-- TASK TO COMPLETE --
Pick out the lines below with "меня" and list them.

-- LISTING --
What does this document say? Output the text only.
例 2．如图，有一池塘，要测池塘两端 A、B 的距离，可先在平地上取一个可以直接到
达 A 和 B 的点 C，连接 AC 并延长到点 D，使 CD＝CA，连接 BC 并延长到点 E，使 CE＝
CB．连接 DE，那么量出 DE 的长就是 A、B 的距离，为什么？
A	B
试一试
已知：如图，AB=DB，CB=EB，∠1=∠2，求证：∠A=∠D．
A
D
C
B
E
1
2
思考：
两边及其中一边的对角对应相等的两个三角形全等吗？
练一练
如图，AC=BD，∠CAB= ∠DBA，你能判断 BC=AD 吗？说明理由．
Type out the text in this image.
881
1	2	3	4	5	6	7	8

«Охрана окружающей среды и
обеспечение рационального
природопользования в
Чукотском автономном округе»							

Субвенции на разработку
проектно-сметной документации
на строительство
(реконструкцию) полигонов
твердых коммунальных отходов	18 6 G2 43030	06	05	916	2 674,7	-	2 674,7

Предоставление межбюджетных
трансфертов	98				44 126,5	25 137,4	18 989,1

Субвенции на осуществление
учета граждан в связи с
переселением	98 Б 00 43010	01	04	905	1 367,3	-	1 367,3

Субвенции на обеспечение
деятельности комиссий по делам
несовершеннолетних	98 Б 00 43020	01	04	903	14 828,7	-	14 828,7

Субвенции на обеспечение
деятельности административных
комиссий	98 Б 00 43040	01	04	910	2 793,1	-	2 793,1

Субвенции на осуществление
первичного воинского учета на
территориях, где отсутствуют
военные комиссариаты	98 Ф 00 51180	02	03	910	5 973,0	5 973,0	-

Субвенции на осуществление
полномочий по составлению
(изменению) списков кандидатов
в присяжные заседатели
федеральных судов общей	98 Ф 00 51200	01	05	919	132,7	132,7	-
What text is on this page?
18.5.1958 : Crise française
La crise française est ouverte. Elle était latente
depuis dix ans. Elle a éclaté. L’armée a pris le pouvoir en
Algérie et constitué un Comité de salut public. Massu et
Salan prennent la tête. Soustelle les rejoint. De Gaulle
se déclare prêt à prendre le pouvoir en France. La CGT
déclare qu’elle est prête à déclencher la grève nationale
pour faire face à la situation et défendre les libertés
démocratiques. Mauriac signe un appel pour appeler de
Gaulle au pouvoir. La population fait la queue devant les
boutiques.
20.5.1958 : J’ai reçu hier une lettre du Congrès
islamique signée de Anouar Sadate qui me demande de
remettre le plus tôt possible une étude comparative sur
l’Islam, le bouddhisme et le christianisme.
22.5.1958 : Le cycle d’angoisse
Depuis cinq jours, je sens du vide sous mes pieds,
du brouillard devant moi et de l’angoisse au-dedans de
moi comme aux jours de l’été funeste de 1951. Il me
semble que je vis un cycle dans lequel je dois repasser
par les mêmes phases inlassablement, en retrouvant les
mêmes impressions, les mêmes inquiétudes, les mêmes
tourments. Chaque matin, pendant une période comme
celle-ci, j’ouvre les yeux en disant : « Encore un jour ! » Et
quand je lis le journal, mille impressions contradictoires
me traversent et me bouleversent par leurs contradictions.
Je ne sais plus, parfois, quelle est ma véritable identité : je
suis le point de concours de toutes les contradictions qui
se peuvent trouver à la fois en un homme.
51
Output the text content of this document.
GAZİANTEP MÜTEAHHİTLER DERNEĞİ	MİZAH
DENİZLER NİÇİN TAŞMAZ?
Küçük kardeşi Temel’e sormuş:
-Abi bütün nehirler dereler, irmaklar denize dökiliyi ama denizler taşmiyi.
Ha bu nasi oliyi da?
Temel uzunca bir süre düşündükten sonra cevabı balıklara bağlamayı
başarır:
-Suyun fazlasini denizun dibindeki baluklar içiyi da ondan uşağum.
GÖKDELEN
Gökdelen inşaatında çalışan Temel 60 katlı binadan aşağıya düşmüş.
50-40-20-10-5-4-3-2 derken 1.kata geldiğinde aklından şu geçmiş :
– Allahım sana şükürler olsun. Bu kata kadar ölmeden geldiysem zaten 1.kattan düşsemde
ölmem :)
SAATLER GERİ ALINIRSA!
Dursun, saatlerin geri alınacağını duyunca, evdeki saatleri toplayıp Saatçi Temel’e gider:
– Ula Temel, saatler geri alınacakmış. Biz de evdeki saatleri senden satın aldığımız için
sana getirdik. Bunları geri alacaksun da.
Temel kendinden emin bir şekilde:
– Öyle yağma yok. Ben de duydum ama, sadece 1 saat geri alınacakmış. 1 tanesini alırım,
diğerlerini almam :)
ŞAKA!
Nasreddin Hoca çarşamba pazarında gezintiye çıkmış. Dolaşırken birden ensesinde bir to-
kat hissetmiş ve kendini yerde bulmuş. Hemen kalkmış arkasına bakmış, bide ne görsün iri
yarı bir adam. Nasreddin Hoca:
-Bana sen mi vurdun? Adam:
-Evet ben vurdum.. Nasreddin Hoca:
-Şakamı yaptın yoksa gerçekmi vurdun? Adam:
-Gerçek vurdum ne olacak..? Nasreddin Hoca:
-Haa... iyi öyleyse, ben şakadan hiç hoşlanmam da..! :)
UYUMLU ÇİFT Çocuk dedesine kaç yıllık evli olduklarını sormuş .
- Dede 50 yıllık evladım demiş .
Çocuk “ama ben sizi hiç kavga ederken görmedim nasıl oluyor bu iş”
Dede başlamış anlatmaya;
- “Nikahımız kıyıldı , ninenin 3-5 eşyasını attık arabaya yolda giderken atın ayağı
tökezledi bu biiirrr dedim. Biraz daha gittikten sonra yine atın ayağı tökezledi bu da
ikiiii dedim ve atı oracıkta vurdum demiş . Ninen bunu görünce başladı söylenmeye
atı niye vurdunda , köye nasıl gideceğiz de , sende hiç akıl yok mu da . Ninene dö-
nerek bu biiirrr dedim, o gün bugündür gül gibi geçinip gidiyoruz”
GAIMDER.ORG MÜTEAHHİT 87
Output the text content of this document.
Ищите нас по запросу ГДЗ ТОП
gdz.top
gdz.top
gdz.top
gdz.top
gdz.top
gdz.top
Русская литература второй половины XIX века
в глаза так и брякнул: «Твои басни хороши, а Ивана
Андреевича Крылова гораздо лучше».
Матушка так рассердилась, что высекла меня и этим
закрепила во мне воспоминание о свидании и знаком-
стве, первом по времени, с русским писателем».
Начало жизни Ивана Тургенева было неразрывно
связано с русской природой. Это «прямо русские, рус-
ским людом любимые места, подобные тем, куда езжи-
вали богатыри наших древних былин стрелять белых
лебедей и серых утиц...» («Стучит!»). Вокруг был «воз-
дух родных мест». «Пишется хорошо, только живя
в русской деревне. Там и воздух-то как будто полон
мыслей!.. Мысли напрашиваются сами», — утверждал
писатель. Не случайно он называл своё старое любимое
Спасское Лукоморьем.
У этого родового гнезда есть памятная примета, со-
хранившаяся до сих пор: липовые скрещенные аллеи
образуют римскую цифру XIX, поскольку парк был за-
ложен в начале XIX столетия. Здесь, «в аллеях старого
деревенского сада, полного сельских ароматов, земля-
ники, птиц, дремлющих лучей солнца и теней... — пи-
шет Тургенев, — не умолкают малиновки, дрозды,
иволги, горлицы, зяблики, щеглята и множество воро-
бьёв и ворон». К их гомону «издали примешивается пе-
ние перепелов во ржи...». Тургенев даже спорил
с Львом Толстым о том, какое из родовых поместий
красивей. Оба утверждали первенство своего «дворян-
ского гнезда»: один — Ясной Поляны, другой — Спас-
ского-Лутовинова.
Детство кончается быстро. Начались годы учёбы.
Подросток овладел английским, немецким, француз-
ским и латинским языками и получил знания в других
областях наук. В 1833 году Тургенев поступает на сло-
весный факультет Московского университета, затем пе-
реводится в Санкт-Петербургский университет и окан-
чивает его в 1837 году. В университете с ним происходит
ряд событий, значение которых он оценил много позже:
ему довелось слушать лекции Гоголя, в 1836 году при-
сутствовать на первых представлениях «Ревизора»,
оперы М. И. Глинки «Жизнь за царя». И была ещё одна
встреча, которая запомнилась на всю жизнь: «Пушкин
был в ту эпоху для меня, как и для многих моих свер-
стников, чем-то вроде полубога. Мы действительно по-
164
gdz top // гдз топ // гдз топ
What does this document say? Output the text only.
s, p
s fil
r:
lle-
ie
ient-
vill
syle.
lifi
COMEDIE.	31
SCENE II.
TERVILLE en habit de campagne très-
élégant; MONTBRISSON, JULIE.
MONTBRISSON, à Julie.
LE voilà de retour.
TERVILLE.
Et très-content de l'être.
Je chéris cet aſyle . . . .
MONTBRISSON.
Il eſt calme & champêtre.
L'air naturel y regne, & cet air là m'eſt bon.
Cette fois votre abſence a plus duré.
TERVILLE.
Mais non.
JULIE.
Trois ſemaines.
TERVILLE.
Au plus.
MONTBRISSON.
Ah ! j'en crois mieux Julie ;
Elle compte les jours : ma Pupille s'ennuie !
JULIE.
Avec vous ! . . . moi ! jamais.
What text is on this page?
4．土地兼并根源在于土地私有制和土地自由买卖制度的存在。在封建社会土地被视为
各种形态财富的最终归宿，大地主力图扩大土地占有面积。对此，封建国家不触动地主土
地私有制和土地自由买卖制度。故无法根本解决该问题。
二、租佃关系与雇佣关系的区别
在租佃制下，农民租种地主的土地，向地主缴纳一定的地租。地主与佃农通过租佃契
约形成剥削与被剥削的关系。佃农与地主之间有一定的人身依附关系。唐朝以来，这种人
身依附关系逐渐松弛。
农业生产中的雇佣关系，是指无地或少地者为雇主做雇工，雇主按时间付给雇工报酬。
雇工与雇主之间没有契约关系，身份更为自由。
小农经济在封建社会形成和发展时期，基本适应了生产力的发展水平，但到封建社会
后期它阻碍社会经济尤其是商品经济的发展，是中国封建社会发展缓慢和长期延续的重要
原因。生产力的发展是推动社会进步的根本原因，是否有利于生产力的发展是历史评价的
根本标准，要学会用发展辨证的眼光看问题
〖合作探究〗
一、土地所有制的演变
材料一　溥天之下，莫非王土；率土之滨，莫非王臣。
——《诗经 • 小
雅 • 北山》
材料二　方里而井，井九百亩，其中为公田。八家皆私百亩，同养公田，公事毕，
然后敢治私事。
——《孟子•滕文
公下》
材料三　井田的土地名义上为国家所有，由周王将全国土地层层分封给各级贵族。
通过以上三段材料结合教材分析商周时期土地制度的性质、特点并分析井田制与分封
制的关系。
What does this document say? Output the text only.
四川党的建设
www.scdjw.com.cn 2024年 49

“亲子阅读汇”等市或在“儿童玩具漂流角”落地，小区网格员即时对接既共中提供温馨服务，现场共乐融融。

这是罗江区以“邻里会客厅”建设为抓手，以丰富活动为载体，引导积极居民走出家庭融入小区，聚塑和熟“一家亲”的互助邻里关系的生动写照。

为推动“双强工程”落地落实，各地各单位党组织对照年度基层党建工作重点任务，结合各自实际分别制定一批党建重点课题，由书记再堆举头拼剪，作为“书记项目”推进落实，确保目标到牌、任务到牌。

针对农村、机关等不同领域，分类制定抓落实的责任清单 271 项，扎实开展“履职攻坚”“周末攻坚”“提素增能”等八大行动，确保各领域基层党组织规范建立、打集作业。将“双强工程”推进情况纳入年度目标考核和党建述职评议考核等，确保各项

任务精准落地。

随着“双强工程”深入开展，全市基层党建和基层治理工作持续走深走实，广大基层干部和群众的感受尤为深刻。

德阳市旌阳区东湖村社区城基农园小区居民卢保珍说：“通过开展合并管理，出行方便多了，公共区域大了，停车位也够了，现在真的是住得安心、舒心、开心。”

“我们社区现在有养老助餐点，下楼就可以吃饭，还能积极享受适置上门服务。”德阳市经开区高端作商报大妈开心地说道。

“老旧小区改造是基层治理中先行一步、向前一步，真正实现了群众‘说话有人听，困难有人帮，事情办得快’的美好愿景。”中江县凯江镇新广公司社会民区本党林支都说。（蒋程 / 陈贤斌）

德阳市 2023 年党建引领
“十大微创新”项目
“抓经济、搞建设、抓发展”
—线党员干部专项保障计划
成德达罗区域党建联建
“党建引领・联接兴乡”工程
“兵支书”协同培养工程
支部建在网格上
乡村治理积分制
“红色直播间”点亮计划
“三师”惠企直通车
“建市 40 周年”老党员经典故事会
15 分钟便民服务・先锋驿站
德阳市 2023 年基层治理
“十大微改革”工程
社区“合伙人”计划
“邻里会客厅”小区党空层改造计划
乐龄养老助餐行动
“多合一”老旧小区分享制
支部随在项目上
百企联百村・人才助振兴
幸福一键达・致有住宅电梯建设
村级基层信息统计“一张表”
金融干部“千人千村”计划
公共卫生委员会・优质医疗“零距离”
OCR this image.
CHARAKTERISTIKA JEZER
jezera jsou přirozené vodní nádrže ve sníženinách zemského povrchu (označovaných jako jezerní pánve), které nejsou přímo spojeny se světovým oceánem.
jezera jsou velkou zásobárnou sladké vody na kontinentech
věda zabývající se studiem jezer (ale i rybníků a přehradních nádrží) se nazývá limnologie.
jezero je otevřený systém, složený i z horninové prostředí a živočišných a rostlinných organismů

-- COMPLETED TASK --
Матушка так рассердилась, что высекла меня и этим
был в ту эпоху для меня, как и для многих моих свер-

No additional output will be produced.